(Data records)
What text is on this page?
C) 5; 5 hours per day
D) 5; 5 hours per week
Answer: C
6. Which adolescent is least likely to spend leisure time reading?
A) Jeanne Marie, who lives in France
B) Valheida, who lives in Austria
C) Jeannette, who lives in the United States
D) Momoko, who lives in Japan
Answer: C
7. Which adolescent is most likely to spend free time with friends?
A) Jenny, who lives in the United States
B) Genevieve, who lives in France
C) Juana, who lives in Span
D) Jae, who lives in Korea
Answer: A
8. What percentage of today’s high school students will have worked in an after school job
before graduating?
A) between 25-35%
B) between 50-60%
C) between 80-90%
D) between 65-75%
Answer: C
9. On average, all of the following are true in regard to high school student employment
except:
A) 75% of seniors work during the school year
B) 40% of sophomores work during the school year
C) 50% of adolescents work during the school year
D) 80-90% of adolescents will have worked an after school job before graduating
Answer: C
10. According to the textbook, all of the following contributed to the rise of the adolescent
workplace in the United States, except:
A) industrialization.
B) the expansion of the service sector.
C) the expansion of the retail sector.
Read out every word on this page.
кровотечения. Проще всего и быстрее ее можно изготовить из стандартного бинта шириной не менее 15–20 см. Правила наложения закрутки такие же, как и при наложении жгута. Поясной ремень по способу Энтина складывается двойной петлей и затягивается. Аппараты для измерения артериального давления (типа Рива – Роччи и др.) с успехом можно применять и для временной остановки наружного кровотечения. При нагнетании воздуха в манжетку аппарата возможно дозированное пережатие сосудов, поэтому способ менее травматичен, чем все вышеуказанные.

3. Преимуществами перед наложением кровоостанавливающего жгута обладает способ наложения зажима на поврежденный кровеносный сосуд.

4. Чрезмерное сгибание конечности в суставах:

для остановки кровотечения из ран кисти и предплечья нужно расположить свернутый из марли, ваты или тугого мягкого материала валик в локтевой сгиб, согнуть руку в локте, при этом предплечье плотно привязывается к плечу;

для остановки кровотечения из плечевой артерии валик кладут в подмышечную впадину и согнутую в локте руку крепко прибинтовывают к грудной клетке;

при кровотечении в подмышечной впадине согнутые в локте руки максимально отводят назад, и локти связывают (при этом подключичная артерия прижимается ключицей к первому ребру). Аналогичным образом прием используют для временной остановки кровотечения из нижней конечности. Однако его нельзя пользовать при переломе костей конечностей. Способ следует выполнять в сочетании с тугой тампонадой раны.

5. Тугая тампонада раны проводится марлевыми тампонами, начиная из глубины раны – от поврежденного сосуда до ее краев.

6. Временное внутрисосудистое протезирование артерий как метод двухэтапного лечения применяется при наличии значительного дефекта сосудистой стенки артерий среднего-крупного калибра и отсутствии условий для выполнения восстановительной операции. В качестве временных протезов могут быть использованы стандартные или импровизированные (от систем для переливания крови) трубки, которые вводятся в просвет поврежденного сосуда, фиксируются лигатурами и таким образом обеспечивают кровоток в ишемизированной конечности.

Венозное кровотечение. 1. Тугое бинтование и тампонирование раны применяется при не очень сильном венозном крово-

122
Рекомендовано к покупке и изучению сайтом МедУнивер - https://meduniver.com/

» **Goal**
Collect the complete line wherever the string "before" appears in the records.

» **Solved problem**
before graduating?
D) 80-90% of adolescents will have worked an after school job before graduating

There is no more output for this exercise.